* **What is required**: Each entry below is to be printed verbatim.

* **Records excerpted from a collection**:
_____

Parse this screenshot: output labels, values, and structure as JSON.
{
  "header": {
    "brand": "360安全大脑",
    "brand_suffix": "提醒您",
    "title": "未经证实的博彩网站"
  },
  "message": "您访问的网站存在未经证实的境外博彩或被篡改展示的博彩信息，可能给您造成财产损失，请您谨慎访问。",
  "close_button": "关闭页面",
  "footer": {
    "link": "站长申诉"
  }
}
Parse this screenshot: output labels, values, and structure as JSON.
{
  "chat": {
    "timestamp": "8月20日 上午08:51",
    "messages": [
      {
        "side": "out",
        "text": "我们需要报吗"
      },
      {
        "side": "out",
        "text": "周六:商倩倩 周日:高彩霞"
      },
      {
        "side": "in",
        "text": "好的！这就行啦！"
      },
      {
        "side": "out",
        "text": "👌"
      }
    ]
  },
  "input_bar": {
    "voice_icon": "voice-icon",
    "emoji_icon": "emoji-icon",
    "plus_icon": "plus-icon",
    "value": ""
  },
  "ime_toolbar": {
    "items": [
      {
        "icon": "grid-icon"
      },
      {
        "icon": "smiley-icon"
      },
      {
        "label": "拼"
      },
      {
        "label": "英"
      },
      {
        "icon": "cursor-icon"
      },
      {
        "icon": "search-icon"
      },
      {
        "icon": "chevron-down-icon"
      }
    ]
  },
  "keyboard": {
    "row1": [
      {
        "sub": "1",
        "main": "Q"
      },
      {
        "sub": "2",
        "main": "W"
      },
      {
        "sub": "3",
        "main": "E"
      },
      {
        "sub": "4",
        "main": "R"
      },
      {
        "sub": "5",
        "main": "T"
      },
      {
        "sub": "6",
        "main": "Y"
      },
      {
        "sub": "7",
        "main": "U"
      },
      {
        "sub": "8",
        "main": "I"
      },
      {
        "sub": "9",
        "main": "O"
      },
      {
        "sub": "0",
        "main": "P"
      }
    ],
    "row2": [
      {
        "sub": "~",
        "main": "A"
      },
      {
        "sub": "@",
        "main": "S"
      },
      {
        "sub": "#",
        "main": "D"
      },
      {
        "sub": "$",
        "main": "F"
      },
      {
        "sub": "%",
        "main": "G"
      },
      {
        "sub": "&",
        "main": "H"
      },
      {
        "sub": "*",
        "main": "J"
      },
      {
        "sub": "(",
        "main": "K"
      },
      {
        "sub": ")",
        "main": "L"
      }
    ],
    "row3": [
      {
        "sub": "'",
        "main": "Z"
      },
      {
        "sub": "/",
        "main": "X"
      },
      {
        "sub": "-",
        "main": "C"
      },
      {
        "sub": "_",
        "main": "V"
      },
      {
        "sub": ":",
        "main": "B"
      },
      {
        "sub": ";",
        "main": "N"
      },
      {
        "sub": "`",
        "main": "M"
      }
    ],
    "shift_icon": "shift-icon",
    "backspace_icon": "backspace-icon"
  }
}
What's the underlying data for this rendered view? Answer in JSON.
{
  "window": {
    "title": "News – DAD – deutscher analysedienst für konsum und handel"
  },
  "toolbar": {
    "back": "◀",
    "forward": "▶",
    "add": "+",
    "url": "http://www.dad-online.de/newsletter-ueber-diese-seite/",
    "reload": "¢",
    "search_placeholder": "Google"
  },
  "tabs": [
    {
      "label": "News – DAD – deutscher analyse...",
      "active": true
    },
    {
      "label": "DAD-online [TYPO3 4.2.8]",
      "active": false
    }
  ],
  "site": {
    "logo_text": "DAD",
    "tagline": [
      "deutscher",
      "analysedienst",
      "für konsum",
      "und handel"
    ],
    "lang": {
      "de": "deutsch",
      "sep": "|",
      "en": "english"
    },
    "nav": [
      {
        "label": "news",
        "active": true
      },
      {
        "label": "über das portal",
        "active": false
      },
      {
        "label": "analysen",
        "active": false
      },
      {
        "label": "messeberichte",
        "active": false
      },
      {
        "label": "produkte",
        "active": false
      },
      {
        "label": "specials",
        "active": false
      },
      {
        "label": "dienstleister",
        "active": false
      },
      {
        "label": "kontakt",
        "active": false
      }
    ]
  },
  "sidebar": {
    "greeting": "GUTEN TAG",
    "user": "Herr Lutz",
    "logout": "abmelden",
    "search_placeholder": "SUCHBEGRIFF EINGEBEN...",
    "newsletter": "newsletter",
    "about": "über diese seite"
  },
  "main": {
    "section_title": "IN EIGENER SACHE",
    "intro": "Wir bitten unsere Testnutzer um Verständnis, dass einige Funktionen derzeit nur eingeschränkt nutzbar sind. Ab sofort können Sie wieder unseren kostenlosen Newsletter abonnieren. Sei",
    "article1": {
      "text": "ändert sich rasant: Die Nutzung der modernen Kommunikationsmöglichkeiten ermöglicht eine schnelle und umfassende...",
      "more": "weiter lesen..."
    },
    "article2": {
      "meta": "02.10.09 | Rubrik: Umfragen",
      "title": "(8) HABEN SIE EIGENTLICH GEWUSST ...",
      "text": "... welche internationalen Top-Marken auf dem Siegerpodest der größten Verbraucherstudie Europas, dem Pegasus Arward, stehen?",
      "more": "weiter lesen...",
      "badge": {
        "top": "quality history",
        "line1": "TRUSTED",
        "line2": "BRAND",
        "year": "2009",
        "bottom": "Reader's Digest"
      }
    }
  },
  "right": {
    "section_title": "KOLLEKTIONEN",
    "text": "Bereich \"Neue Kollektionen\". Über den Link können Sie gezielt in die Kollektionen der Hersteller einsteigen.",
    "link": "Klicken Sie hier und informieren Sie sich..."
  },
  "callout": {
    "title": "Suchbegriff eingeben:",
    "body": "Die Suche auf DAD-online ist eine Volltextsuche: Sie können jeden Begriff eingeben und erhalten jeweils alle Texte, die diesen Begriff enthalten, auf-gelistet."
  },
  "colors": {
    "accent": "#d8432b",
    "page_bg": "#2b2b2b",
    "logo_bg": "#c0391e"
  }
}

_____

* **Solution below**:
Parse this screenshot: output labels, values, and structure as JSON.
{
  "header": {
    "brand": "360安全大脑",
    "brand_suffix": "提醒您",
    "title": "未经证实的博彩网站"
  },
  "message": "您访问的网站存在未经证实的境外博彩或被篡改展示的博彩信息，可能给您造成财产损失，请您谨慎访问。",
  "close_button": "关闭页面",
  "footer": {
    "link": "站长申诉"
  }
}
Parse this screenshot: output labels, values, and structure as JSON.
{
  "chat": {
    "timestamp": "8月20日 上午08:51",
    "messages": [
      {
        "side": "out",
        "text": "我们需要报吗"
      },
      {
        "side": "out",
        "text": "周六:商倩倩 周日:高彩霞"
      },
      {
        "side": "in",
        "text": "好的！这就行啦！"
      },
      {
        "side": "out",
        "text": "👌"
      }
    ]
  },
  "input_bar": {
    "voice_icon": "voice-icon",
    "emoji_icon": "emoji-icon",
    "plus_icon": "plus-icon",
    "value": ""
  },
  "ime_toolbar": {
    "items": [
      {
        "icon": "grid-icon"
      },
      {
        "icon": "smiley-icon"
      },
      {
        "label": "拼"
      },
      {
        "label": "英"
      },
      {
        "icon": "cursor-icon"
      },
      {
        "icon": "search-icon"
      },
      {
        "icon": "chevron-down-icon"
      }
    ]
  },
  "keyboard": {
    "row1": [
      {
        "sub": "1",
        "main": "Q"
      },
      {
        "sub": "2",
        "main": "W"
      },
      {
        "sub": "3",
        "main": "E"
      },
      {
        "sub": "4",
        "main": "R"
      },
      {
        "sub": "5",
        "main": "T"
      },
      {
        "sub": "6",
        "main": "Y"
      },
      {
        "sub": "7",
        "main": "U"
      },
      {
        "sub": "8",
        "main": "I"
      },
      {
        "sub": "9",
        "main": "O"
      },
      {
        "sub": "0",
        "main": "P"
      }
    ],
    "row2": [
      {
        "sub": "~",
        "main": "A"
      },
      {
        "sub": "@",
        "main": "S"
      },
      {
        "sub": "#",
        "main": "D"
      },
      {
        "sub": "$",
        "main": "F"
      },
      {
        "sub": "%",
        "main": "G"
      },
      {
        "sub": "&",
        "main": "H"
      },
      {
        "sub": "*",
        "main": "J"
      },
      {
        "sub": "(",
        "main": "K"
      },
      {
        "sub": ")",
        "main": "L"
      }
    ],
    "row3": [
      {
        "sub": "'",
        "main": "Z"
      },
      {
        "sub": "/",
        "main": "X"
      },
      {
        "sub": "-",
        "main": "C"
      },
      {
        "sub": "_",
        "main": "V"
      },
      {
        "sub": ":",
        "main": "B"
      },
      {
        "sub": ";",
        "main": "N"
      },
      {
        "sub": "`",
        "main": "M"
      }
    ],
    "shift_icon": "shift-icon",
    "backspace_icon": "backspace-icon"
  }
}
What's the underlying data for this rendered view? Answer in JSON.
{
  "window": {
    "title": "News – DAD – deutscher analysedienst für konsum und handel"
  },
  "toolbar": {
    "back": "◀",
    "forward": "▶",
    "add": "+",
    "url": "http://www.dad-online.de/newsletter-ueber-diese-seite/",
    "reload": "¢",
    "search_placeholder": "Google"
  },
  "tabs": [
    {
      "label": "News – DAD – deutscher analyse...",
      "active": true
    },
    {
      "label": "DAD-online [TYPO3 4.2.8]",
      "active": false
    }
  ],
  "site": {
    "logo_text": "DAD",
    "tagline": [
      "deutscher",
      "analysedienst",
      "für konsum",
      "und handel"
    ],
    "lang": {
      "de": "deutsch",
      "sep": "|",
      "en": "english"
    },
    "nav": [
      {
        "label": "news",
        "active": true
      },
      {
        "label": "über das portal",
        "active": false
      },
      {
        "label": "analysen",
        "active": false
      },
      {
        "label": "messeberichte",
        "active": false
      },
      {
        "label": "produkte",
        "active": false
      },
      {
        "label": "specials",
        "active": false
      },
      {
        "label": "dienstleister",
        "active": false
      },
      {
        "label": "kontakt",
        "active": false
      }
    ]
  },
  "sidebar": {
    "greeting": "GUTEN TAG",
    "user": "Herr Lutz",
    "logout": "abmelden",
    "search_placeholder": "SUCHBEGRIFF EINGEBEN...",
    "newsletter": "newsletter",
    "about": "über diese seite"
  },
  "main": {
    "section_title": "IN EIGENER SACHE",
    "intro": "Wir bitten unsere Testnutzer um Verständnis, dass einige Funktionen derzeit nur eingeschränkt nutzbar sind. Ab sofort können Sie wieder unseren kostenlosen Newsletter abonnieren. Sei",
    "article1": {
      "text": "ändert sich rasant: Die Nutzung der modernen Kommunikationsmöglichkeiten ermöglicht eine schnelle und umfassende...",
      "more": "weiter lesen..."
    },
    "article2": {
      "meta": "02.10.09 | Rubrik: Umfragen",
      "title": "(8) HABEN SIE EIGENTLICH GEWUSST ...",
      "text": "... welche internationalen Top-Marken auf dem Siegerpodest der größten Verbraucherstudie Europas, dem Pegasus Arward, stehen?",
      "more": "weiter lesen...",
      "badge": {
        "top": "quality history",
        "line1": "TRUSTED",
        "line2": "BRAND",
        "year": "2009",
        "bottom": "Reader's Digest"
      }
    }
  },
  "right": {
    "section_title": "KOLLEKTIONEN",
    "text": "Bereich \"Neue Kollektionen\". Über den Link können Sie gezielt in die Kollektionen der Hersteller einsteigen.",
    "link": "Klicken Sie hier und informieren Sie sich..."
  },
  "callout": {
    "title": "Suchbegriff eingeben:",
    "body": "Die Suche auf DAD-online ist eine Volltextsuche: Sie können jeden Begriff eingeben und erhalten jeweils alle Texte, die diesen Begriff enthalten, auf-gelistet."
  },
  "colors": {
    "accent": "#d8432b",
    "page_bg": "#2b2b2b",
    "logo_bg": "#c0391e"
  }
}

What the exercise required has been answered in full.